** Stored records **
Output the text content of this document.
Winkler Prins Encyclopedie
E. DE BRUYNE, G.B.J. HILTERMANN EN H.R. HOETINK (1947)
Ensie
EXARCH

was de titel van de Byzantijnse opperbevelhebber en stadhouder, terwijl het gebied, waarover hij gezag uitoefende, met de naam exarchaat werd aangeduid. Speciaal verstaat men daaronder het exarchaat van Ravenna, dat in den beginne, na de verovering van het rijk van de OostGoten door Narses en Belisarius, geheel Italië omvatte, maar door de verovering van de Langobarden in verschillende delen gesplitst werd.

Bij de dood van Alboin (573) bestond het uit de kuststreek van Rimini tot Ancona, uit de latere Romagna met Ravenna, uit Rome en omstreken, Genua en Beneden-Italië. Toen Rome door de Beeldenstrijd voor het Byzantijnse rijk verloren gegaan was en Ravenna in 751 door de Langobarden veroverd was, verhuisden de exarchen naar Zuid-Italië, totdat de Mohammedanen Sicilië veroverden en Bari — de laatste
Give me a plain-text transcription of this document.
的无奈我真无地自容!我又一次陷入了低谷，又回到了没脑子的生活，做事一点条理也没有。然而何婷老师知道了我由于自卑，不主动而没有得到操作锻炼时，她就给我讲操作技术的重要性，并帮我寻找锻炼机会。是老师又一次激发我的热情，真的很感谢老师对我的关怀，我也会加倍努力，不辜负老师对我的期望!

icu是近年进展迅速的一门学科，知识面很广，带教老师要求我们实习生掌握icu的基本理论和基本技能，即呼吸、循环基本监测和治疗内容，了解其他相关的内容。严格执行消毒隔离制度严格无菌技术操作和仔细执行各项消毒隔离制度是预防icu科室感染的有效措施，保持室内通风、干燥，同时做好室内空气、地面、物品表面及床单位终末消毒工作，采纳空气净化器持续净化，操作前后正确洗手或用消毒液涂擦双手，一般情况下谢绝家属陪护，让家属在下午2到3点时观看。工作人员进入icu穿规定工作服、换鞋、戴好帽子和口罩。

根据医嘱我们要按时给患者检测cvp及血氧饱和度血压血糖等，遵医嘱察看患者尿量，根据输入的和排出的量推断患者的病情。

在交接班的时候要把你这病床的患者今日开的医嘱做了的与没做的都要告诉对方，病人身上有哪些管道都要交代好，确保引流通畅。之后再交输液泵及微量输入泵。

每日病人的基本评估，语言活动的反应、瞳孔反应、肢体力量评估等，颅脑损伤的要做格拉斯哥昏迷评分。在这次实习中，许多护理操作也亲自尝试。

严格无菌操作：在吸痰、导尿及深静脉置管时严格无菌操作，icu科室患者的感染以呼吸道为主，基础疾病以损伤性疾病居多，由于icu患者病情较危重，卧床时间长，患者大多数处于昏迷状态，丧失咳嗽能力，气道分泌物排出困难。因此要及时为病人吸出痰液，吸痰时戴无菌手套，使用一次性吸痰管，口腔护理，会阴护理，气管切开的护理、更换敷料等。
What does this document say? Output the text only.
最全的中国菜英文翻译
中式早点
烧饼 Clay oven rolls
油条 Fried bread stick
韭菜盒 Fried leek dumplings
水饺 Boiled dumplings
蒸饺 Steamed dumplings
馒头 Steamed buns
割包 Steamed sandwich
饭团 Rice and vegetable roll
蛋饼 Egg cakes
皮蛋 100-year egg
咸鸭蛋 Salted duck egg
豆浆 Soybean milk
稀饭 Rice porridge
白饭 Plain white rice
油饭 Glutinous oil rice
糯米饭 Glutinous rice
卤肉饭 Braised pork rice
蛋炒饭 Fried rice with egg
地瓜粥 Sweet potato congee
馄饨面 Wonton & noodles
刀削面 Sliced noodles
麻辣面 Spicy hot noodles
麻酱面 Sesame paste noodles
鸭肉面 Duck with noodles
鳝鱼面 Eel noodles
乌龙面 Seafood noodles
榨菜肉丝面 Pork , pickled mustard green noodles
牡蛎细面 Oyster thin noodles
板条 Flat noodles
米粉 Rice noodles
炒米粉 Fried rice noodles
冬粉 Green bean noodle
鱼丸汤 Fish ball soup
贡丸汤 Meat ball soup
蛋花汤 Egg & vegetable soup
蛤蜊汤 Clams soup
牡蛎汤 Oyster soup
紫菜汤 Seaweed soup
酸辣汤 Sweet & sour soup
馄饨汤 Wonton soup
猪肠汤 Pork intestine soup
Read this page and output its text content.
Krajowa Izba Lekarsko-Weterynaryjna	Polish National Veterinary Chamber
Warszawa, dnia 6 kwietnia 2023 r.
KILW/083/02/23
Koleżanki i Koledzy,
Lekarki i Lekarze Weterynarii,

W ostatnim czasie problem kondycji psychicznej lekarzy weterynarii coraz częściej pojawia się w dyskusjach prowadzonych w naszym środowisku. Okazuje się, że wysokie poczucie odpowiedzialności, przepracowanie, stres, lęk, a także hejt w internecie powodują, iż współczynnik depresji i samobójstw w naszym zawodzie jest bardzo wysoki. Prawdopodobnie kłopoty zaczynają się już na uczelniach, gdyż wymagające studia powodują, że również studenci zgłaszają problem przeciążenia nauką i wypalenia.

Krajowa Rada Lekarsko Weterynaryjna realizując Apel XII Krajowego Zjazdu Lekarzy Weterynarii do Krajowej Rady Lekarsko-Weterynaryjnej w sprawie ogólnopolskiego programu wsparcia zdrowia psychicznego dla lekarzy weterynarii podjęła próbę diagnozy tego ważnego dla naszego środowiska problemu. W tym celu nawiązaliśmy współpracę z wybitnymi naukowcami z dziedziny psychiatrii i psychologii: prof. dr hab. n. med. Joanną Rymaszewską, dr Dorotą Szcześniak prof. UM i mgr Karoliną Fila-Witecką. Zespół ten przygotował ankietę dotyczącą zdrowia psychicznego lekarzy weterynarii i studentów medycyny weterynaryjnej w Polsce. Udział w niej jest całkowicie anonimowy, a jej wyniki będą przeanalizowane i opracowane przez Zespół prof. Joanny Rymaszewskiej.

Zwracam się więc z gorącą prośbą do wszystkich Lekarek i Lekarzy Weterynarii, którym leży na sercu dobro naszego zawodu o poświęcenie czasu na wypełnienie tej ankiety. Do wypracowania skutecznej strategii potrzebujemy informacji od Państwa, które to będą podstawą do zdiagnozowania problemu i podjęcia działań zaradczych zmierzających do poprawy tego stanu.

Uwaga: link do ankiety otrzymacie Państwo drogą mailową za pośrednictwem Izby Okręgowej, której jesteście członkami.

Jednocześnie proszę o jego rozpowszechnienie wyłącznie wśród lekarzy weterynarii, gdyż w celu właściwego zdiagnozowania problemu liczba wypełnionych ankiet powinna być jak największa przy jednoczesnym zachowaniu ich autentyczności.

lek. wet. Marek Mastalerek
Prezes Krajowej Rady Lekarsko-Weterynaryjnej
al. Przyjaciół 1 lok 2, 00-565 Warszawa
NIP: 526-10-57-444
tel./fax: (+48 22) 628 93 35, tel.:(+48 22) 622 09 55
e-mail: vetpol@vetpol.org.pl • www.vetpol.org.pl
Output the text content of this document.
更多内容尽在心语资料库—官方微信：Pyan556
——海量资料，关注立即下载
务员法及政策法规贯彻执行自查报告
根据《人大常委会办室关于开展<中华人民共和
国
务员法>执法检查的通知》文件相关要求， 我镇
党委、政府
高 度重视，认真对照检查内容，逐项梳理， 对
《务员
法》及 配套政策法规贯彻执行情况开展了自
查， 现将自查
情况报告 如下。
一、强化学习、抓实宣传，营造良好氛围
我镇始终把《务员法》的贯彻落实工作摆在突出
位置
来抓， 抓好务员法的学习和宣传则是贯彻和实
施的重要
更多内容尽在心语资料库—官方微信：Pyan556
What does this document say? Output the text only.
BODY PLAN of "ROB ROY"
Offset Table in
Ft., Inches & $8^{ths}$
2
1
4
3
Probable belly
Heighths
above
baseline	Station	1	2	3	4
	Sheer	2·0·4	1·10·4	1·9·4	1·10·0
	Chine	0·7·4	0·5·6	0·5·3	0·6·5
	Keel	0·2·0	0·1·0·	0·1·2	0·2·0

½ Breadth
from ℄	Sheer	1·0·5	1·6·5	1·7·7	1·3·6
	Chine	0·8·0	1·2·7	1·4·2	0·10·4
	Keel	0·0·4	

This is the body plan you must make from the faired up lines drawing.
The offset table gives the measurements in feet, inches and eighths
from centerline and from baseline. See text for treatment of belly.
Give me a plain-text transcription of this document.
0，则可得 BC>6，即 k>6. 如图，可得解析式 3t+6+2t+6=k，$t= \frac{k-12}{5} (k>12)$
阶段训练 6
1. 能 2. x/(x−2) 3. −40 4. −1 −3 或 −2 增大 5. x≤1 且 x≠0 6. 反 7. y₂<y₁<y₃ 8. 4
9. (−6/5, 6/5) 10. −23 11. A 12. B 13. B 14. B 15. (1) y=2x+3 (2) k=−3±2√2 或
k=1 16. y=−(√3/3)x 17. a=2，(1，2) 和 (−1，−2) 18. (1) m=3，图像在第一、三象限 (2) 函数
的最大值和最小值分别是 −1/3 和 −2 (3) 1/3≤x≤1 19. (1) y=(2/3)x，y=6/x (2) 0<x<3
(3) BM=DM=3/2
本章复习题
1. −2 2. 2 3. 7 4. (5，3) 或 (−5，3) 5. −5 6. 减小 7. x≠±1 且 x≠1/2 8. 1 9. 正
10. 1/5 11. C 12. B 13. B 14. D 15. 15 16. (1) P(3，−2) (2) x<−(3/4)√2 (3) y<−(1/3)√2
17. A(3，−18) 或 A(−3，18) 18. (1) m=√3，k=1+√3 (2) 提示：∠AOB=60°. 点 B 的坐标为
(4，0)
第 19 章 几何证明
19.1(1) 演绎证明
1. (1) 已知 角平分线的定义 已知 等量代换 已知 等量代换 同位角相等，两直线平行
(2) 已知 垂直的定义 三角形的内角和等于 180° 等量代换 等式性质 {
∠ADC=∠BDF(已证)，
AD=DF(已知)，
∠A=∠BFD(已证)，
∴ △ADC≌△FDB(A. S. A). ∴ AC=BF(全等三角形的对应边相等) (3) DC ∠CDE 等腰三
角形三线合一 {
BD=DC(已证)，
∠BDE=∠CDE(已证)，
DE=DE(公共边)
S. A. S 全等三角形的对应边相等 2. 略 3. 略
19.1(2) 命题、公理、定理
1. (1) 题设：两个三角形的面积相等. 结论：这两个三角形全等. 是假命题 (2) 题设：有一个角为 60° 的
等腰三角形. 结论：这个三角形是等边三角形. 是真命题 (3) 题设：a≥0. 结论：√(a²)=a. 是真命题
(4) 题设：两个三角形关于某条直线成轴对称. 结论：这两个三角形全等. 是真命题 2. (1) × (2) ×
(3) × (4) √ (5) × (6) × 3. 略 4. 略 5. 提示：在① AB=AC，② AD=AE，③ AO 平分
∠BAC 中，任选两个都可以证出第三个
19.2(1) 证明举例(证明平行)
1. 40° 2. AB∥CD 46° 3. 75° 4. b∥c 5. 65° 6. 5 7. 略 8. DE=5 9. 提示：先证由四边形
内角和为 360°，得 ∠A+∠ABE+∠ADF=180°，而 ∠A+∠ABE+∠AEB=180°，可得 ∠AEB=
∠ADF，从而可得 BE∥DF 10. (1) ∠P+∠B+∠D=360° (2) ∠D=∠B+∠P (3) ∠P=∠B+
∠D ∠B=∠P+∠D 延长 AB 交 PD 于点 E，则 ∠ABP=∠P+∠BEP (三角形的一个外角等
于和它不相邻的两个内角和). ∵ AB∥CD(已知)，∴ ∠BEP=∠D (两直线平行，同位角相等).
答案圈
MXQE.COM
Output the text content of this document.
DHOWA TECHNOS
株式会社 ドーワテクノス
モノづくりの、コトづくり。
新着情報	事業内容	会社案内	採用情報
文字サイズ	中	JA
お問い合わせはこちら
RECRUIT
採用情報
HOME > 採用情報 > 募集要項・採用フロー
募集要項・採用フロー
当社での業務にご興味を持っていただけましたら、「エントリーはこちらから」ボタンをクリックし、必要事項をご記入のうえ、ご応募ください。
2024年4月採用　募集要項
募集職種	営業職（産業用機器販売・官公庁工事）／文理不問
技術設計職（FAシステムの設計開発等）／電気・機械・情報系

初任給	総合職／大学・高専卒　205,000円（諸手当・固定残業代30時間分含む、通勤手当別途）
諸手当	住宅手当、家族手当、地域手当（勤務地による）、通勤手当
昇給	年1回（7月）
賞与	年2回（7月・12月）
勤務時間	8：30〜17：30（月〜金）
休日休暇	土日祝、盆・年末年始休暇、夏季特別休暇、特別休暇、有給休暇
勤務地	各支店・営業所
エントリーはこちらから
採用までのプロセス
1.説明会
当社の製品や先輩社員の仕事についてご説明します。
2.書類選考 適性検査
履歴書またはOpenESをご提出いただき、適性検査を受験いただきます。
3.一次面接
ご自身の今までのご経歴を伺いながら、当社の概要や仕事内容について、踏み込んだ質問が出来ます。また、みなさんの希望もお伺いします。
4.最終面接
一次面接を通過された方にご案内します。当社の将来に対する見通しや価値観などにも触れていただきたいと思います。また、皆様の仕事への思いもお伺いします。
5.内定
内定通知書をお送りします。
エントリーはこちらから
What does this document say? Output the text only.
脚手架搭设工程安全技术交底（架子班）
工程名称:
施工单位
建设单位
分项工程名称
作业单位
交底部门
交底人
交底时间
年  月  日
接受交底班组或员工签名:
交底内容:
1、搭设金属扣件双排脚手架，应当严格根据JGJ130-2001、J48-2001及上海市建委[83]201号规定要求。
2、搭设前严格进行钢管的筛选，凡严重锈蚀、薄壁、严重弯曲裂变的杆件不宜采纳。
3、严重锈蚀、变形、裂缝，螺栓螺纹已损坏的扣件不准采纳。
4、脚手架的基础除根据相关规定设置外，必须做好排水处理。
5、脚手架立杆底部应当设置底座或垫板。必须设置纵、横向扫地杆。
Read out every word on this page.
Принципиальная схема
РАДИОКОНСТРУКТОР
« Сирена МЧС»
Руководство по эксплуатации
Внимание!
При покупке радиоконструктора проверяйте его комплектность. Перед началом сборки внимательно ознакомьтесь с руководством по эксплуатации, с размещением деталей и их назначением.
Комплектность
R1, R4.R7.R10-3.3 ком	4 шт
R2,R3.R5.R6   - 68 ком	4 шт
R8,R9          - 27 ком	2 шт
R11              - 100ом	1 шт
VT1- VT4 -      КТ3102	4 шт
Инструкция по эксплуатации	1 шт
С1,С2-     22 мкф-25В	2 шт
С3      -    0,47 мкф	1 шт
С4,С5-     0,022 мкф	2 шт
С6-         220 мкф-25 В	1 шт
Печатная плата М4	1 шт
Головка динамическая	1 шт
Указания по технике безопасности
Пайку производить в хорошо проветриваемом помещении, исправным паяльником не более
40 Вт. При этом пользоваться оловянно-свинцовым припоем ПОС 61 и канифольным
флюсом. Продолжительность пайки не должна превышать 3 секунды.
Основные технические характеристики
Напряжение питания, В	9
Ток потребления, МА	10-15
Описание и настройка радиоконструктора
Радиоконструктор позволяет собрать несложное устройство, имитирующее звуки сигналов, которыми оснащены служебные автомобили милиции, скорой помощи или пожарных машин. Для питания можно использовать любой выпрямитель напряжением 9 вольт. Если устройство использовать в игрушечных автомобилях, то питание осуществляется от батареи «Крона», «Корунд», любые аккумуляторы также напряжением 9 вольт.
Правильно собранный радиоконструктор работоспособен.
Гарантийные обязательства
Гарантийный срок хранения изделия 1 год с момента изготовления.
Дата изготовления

** Set exercise **
From the entries above, copy each line holding "全等三角形的对应边相等".

** Correct result **
∴ △ADC≌△FDB(A. S. A). ∴ AC=BF(全等三角形的对应边相等) (3) DC ∠CDE 等腰三
S. A. S 全等三角形的对应边相等 2. 略 3. 略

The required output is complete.